** REQUIREMENT **
Say how many lines contain "украинства"; the answer is the number alone.

===== RECORD LIST =====

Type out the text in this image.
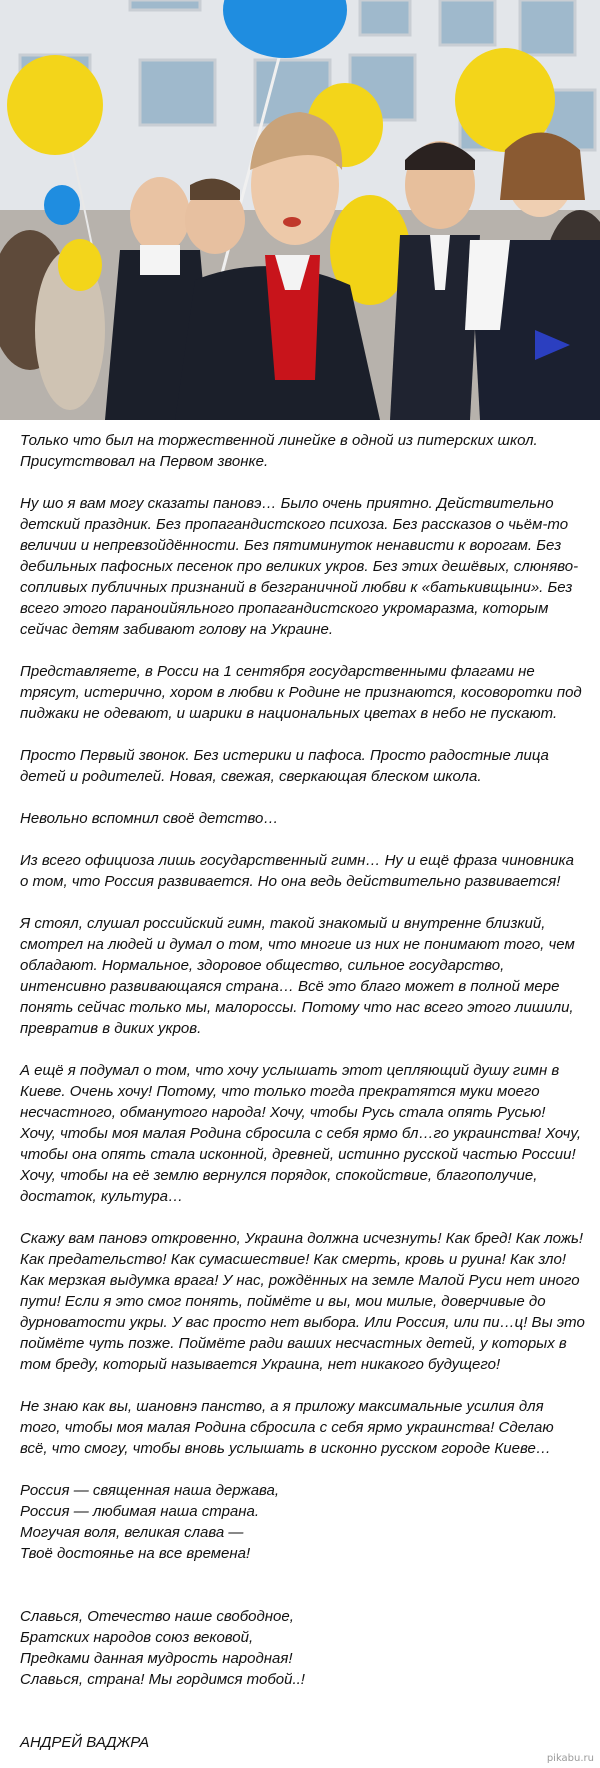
Только что был на торжественной линейке в одной из питерских школ. Присутствовал на Первом звонке.

Ну шо я вам могу сказаты пановэ… Было очень приятно. Действительно детский праздник. Без пропагандистского психоза. Без рассказов о чьём-то величии и непревзойдённости. Без пятиминуток ненависти к ворогам. Без дебильных пафосных песенок про великих укров. Без этих дешёвых, слюняво-сопливых публичных признаний в безграничной любви к «батькивщыни». Без всего этого параноийяльного пропагандистского укромаразма, которым сейчас детям забивают голову на Украине.

Представляете, в Росси на 1 сентября государственными флагами не трясут, истерично, хором в любви к Родине не признаются, косоворотки под пиджаки не одевают, и шарики в национальных цветах в небо не пускают.

Просто Первый звонок. Без истерики и пафоса. Просто радостные лица детей и родителей. Новая, свежая, сверкающая блеском школа.

Невольно вспомнил своё детство…

Из всего официоза лишь государственный гимн… Ну и ещё фраза чиновника о том, что Россия развивается. Но она ведь действительно развивается!

Я стоял, слушал российский гимн, такой знакомый и внутренне близкий, смотрел на людей и думал о том, что многие из них не понимают того, чем обладают. Нормальное, здоровое общество, сильное государство, интенсивно развивающаяся страна… Всё это благо может в полной мере понять сейчас только мы, малороссы. Потому что нас всего этого лишили, превратив в диких укров.

А ещё я подумал о том, что хочу услышать этот цепляющий душу гимн в Киеве. Очень хочу! Потому, что только тогда прекратятся муки моего несчастного, обманутого народа! Хочу, чтобы Русь стала опять Русью! Хочу, чтобы моя малая Родина сбросила с себя ярмо бл…го украинства! Хочу, чтобы она опять стала исконной, древней, истинно русской частью России! Хочу, чтобы на её землю вернулся порядок, спокойствие, благополучие, достаток, культура…

Скажу вам пановэ откровенно, Украина должна исчезнуть! Как бред! Как ложь! Как предательство! Как сумасшествие! Как смерть, кровь и руина! Как зло! Как мерзкая выдумка врага! У нас, рождённых на земле Малой Руси нет иного пути! Если я это смог понять, поймёте и вы, мои милые, доверчивые до дурноватости укры. У вас просто нет выбора. Или Россия, или пи…ц! Вы это поймёте чуть позже. Поймёте ради ваших несчастных детей, у которых в том бреду, который называется Украина, нет никакого будущего!

Не знаю как вы, шановнэ панство, а я приложу максимальные усилия для того, чтобы моя малая Родина сбросила с себя ярмо украинства! Сделаю всё, что смогу, чтобы вновь услышать в исконно русском городе Киеве…

Россия — священная наша держава,
Россия — любимая наша страна.
Могучая воля, великая слава —
Твоё достоянье на все времена!
Славься, Отечество наше свободное,
Братских народов союз вековой,
Предками данная мудрость народная!
Славься, страна! Мы гордимся тобой..!
АНДРЕЙ ВАДЖРА
pikabu.ru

=====

** FINISHED ANSWER **
2